## TO BE DONE
What you return should match every record exactly, with the images removed.

━━━━━ EXERCISE MATERIAL ━━━━━

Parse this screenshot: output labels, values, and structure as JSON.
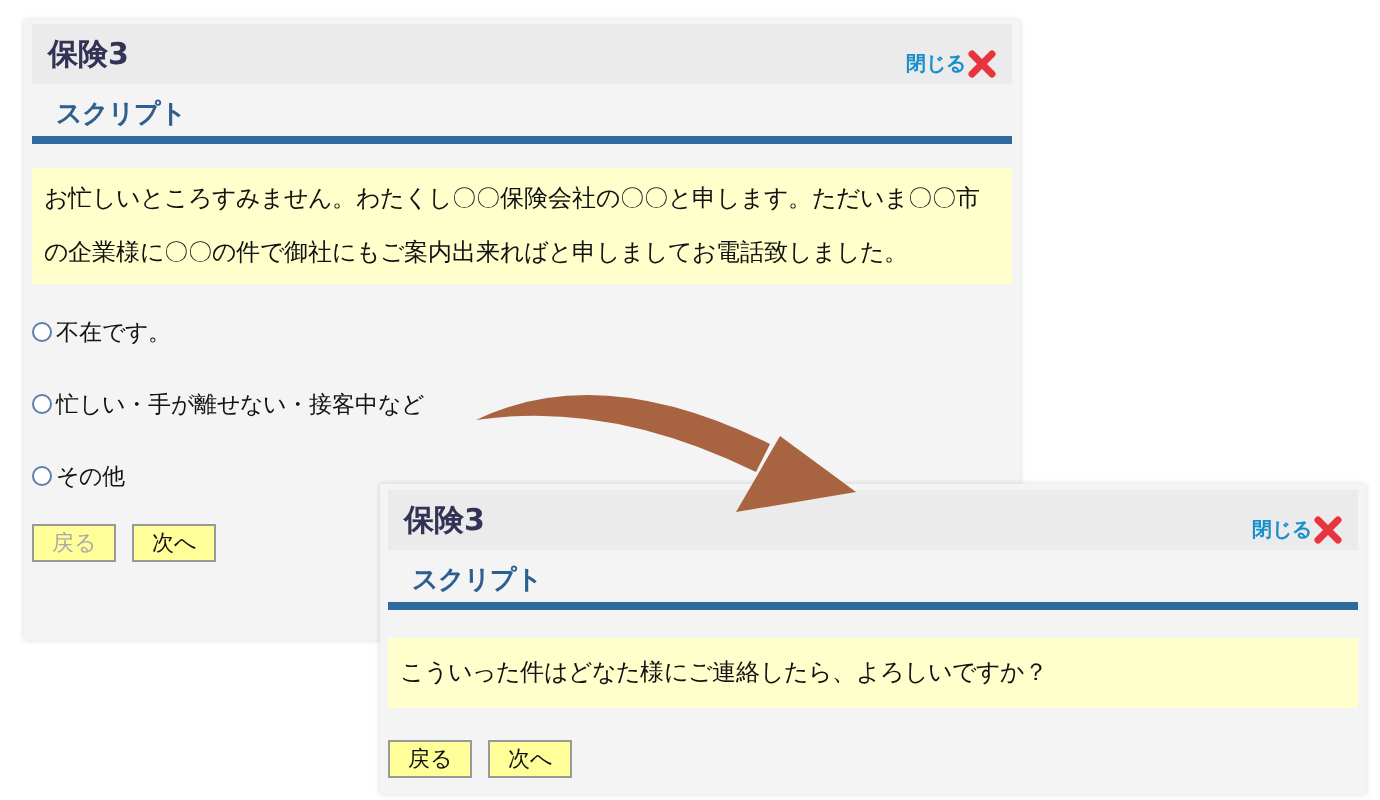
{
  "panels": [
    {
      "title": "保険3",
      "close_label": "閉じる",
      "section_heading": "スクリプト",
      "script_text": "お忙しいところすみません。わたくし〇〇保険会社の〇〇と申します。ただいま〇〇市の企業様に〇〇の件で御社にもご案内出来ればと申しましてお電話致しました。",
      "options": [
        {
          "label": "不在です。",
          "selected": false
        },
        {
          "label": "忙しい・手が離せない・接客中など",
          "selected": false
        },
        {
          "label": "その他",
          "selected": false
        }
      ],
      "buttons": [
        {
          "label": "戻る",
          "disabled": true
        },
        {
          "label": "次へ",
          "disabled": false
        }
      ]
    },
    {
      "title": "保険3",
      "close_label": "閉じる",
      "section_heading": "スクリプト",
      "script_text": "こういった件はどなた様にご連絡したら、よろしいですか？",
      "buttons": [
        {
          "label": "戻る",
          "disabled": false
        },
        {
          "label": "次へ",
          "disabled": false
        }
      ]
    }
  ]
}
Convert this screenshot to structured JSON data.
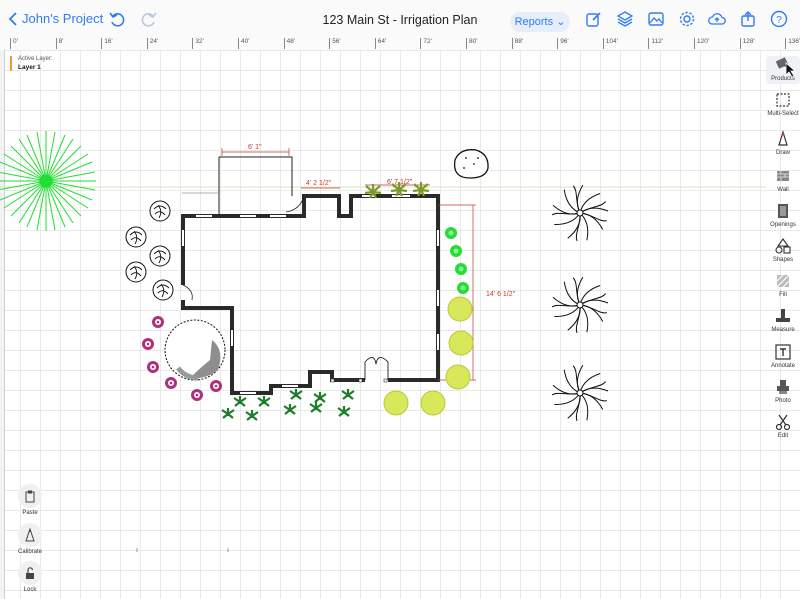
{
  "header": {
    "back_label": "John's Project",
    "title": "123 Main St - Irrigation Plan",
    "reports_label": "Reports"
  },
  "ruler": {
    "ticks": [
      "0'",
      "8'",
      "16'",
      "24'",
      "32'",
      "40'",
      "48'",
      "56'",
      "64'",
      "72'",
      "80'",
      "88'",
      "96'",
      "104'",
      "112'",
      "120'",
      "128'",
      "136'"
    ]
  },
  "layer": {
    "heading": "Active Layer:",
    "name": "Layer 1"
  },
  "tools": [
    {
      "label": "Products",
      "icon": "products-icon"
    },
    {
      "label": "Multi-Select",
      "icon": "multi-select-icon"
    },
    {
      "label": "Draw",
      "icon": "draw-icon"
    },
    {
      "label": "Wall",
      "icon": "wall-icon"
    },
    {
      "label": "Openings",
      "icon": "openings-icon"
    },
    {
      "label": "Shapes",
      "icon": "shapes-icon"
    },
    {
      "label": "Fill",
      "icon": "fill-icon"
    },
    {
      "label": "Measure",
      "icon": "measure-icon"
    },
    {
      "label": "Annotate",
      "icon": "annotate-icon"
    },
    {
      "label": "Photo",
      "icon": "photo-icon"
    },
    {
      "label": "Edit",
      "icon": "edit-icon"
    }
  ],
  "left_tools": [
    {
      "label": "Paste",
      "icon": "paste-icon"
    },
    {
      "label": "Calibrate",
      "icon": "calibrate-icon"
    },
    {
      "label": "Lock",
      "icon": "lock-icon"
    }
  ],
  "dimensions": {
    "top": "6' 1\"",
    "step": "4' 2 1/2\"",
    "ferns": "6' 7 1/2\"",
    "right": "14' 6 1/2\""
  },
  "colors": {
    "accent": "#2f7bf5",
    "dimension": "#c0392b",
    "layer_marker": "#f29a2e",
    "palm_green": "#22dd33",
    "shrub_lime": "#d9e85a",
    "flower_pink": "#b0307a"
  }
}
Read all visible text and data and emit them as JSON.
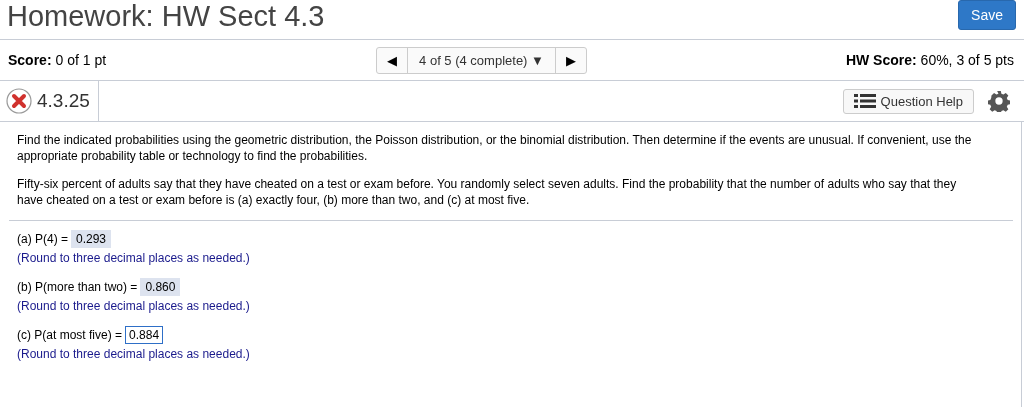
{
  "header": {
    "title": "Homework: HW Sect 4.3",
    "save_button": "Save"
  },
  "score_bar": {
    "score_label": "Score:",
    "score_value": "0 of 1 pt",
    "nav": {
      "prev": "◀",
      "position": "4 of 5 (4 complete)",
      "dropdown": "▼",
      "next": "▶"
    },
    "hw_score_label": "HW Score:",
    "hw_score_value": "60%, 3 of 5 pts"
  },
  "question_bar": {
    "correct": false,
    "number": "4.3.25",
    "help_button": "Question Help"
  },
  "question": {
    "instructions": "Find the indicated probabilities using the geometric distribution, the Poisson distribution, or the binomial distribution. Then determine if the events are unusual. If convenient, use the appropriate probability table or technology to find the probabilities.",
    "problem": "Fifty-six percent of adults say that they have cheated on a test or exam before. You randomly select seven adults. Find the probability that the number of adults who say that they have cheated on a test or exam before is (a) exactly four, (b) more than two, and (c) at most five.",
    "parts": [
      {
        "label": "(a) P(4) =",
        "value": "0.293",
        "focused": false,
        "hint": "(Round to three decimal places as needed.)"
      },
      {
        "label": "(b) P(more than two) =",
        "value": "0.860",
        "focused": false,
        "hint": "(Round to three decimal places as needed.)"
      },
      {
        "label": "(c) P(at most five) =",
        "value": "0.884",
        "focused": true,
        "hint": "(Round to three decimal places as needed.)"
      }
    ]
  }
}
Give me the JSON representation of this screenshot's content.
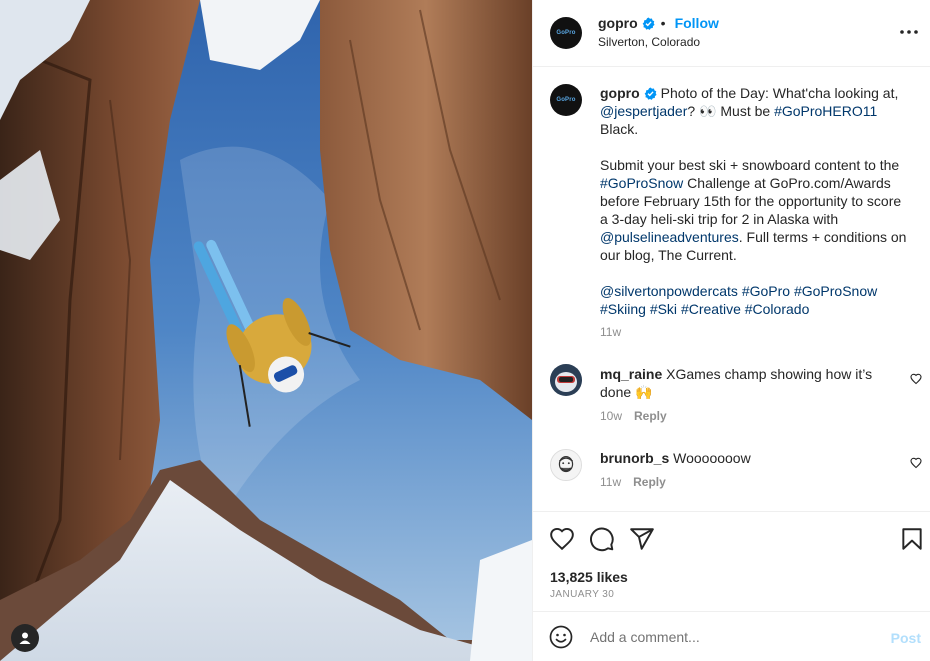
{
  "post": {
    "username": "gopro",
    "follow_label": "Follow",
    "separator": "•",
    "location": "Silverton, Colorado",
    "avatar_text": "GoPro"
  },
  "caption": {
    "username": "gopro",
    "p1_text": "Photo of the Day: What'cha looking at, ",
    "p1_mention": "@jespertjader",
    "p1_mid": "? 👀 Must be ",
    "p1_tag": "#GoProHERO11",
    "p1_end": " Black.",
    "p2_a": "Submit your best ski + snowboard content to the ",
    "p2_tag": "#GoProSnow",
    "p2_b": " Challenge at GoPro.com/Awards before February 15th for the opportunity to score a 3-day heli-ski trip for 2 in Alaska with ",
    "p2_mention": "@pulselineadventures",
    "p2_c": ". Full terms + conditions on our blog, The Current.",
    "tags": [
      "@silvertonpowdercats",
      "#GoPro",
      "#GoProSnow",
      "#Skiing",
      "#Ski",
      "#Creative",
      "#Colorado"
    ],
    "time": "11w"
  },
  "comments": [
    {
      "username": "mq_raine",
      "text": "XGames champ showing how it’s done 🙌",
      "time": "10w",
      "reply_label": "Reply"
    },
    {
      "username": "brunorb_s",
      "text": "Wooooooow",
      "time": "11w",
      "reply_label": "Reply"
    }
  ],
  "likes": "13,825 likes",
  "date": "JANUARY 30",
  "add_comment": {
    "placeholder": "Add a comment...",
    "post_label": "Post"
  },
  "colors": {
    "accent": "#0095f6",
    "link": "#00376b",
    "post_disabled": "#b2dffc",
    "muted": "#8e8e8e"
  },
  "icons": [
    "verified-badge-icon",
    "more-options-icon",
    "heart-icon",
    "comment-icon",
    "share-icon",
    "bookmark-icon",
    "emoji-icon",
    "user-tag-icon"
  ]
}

━━━━━

## CORRECT OUTPUT
Parse this screenshot: output labels, values, and structure as JSON.
{
  "panels": [
    {
      "title": "保険3",
      "close_label": "閉じる",
      "section_heading": "スクリプト",
      "script_text": "お忙しいところすみません。わたくし〇〇保険会社の〇〇と申します。ただいま〇〇市の企業様に〇〇の件で御社にもご案内出来ればと申しましてお電話致しました。",
      "options": [
        {
          "label": "不在です。",
          "selected": false
        },
        {
          "label": "忙しい・手が離せない・接客中など",
          "selected": false
        },
        {
          "label": "その他",
          "selected": false
        }
      ],
      "buttons": [
        {
          "label": "戻る",
          "disabled": true
        },
        {
          "label": "次へ",
          "disabled": false
        }
      ]
    },
    {
      "title": "保険3",
      "close_label": "閉じる",
      "section_heading": "スクリプト",
      "script_text": "こういった件はどなた様にご連絡したら、よろしいですか？",
      "buttons": [
        {
          "label": "戻る",
          "disabled": false
        },
        {
          "label": "次へ",
          "disabled": false
        }
      ]
    }
  ]
}
Convert this screenshot to structured JSON data.
{
  "header": {
    "back_label": "John's Project",
    "title": "123 Main St - Irrigation Plan",
    "reports_label": "Reports"
  },
  "ruler": {
    "ticks": [
      "0'",
      "8'",
      "16'",
      "24'",
      "32'",
      "40'",
      "48'",
      "56'",
      "64'",
      "72'",
      "80'",
      "88'",
      "96'",
      "104'",
      "112'",
      "120'",
      "128'",
      "136'"
    ]
  },
  "layer": {
    "heading": "Active Layer:",
    "name": "Layer 1"
  },
  "tools": [
    {
      "label": "Products",
      "icon": "products-icon"
    },
    {
      "label": "Multi-Select",
      "icon": "multi-select-icon"
    },
    {
      "label": "Draw",
      "icon": "draw-icon"
    },
    {
      "label": "Wall",
      "icon": "wall-icon"
    },
    {
      "label": "Openings",
      "icon": "openings-icon"
    },
    {
      "label": "Shapes",
      "icon": "shapes-icon"
    },
    {
      "label": "Fill",
      "icon": "fill-icon"
    },
    {
      "label": "Measure",
      "icon": "measure-icon"
    },
    {
      "label": "Annotate",
      "icon": "annotate-icon"
    },
    {
      "label": "Photo",
      "icon": "photo-icon"
    },
    {
      "label": "Edit",
      "icon": "edit-icon"
    }
  ],
  "left_tools": [
    {
      "label": "Paste",
      "icon": "paste-icon"
    },
    {
      "label": "Calibrate",
      "icon": "calibrate-icon"
    },
    {
      "label": "Lock",
      "icon": "lock-icon"
    }
  ],
  "dimensions": {
    "top": "6' 1\"",
    "step": "4' 2 1/2\"",
    "ferns": "6' 7 1/2\"",
    "right": "14' 6 1/2\""
  },
  "colors": {
    "accent": "#2f7bf5",
    "dimension": "#c0392b",
    "layer_marker": "#f29a2e",
    "palm_green": "#22dd33",
    "shrub_lime": "#d9e85a",
    "flower_pink": "#b0307a"
  }
}
Read all visible text and data and emit them as JSON.
{
  "header": {
    "title": "Homework: HW Sect 4.3",
    "save_button": "Save"
  },
  "score_bar": {
    "score_label": "Score:",
    "score_value": "0 of 1 pt",
    "nav": {
      "prev": "◀",
      "position": "4 of 5 (4 complete)",
      "dropdown": "▼",
      "next": "▶"
    },
    "hw_score_label": "HW Score:",
    "hw_score_value": "60%, 3 of 5 pts"
  },
  "question_bar": {
    "correct": false,
    "number": "4.3.25",
    "help_button": "Question Help"
  },
  "question": {
    "instructions": "Find the indicated probabilities using the geometric distribution, the Poisson distribution, or the binomial distribution. Then determine if the events are unusual. If convenient, use the appropriate probability table or technology to find the probabilities.",
    "problem": "Fifty-six percent of adults say that they have cheated on a test or exam before. You randomly select seven adults. Find the probability that the number of adults who say that they have cheated on a test or exam before is (a) exactly four, (b) more than two, and (c) at most five.",
    "parts": [
      {
        "label": "(a) P(4) =",
        "value": "0.293",
        "focused": false,
        "hint": "(Round to three decimal places as needed.)"
      },
      {
        "label": "(b) P(more than two) =",
        "value": "0.860",
        "focused": false,
        "hint": "(Round to three decimal places as needed.)"
      },
      {
        "label": "(c) P(at most five) =",
        "value": "0.884",
        "focused": true,
        "hint": "(Round to three decimal places as needed.)"
      }
    ]
  }
}
Give me the JSON representation of this screenshot's content.
{
  "post": {
    "username": "gopro",
    "follow_label": "Follow",
    "separator": "•",
    "location": "Silverton, Colorado",
    "avatar_text": "GoPro"
  },
  "caption": {
    "username": "gopro",
    "p1_text": "Photo of the Day: What'cha looking at, ",
    "p1_mention": "@jespertjader",
    "p1_mid": "? 👀 Must be ",
    "p1_tag": "#GoProHERO11",
    "p1_end": " Black.",
    "p2_a": "Submit your best ski + snowboard content to the ",
    "p2_tag": "#GoProSnow",
    "p2_b": " Challenge at GoPro.com/Awards before February 15th for the opportunity to score a 3-day heli-ski trip for 2 in Alaska with ",
    "p2_mention": "@pulselineadventures",
    "p2_c": ". Full terms + conditions on our blog, The Current.",
    "tags": [
      "@silvertonpowdercats",
      "#GoPro",
      "#GoProSnow",
      "#Skiing",
      "#Ski",
      "#Creative",
      "#Colorado"
    ],
    "time": "11w"
  },
  "comments": [
    {
      "username": "mq_raine",
      "text": "XGames champ showing how it’s done 🙌",
      "time": "10w",
      "reply_label": "Reply"
    },
    {
      "username": "brunorb_s",
      "text": "Wooooooow",
      "time": "11w",
      "reply_label": "Reply"
    }
  ],
  "likes": "13,825 likes",
  "date": "JANUARY 30",
  "add_comment": {
    "placeholder": "Add a comment...",
    "post_label": "Post"
  },
  "colors": {
    "accent": "#0095f6",
    "link": "#00376b",
    "post_disabled": "#b2dffc",
    "muted": "#8e8e8e"
  },
  "icons": [
    "verified-badge-icon",
    "more-options-icon",
    "heart-icon",
    "comment-icon",
    "share-icon",
    "bookmark-icon",
    "emoji-icon",
    "user-tag-icon"
  ]
}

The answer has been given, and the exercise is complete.